- _EXERCISE INSTRUCTIONS_: Give only the number of lines in the data that contain the word "MOTHER".

-- Start DATA FOR THIS EXERCISE --

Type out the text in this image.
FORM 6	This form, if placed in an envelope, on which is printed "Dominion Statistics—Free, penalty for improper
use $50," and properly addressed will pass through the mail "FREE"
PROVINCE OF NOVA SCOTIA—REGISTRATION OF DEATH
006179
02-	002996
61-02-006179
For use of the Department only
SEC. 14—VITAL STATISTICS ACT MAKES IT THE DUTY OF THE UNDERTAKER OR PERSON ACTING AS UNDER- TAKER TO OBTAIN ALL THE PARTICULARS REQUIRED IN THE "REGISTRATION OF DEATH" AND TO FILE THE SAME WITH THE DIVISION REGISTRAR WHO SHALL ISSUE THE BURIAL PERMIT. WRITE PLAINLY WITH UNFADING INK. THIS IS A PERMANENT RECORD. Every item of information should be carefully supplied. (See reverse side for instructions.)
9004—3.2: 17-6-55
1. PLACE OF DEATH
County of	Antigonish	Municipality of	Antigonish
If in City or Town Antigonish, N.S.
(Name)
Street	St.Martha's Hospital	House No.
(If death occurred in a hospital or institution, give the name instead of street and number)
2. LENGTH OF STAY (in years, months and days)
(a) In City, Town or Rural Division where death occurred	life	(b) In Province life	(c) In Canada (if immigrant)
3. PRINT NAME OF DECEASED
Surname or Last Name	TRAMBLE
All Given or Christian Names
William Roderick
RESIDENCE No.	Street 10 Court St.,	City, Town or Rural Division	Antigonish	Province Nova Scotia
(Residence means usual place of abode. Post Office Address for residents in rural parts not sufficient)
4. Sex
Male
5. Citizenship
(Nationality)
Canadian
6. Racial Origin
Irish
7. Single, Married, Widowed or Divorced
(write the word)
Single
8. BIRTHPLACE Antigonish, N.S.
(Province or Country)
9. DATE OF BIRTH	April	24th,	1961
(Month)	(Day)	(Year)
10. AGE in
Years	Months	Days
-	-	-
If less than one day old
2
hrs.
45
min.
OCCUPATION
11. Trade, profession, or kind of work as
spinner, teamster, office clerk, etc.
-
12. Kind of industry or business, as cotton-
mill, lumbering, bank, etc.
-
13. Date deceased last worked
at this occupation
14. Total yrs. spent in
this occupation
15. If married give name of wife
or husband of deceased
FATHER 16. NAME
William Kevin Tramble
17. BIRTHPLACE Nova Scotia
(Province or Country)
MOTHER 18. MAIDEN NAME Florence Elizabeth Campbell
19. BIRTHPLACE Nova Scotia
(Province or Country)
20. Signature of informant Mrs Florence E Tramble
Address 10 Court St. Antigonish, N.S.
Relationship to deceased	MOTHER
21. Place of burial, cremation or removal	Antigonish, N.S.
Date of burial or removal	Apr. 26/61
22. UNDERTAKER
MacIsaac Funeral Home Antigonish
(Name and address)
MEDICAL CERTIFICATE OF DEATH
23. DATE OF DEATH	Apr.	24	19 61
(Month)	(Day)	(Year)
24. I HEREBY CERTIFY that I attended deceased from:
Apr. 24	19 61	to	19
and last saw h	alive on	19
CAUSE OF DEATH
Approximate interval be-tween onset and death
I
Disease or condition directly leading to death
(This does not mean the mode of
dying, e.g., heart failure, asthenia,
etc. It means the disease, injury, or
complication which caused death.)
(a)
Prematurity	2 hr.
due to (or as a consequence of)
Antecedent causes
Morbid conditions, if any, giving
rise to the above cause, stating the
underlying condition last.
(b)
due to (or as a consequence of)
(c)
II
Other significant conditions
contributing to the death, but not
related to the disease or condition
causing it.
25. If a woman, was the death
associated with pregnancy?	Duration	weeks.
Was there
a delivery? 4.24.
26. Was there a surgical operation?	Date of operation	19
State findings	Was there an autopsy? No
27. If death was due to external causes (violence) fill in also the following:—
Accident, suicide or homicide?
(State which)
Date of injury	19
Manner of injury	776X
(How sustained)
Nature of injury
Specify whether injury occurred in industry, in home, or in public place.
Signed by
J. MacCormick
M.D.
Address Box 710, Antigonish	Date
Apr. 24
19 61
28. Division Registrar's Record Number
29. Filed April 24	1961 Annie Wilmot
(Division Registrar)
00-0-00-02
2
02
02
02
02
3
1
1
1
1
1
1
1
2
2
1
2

-- End DATA FOR THIS EXERCISE --

- _REPLY TO THE EXERCISE_: 2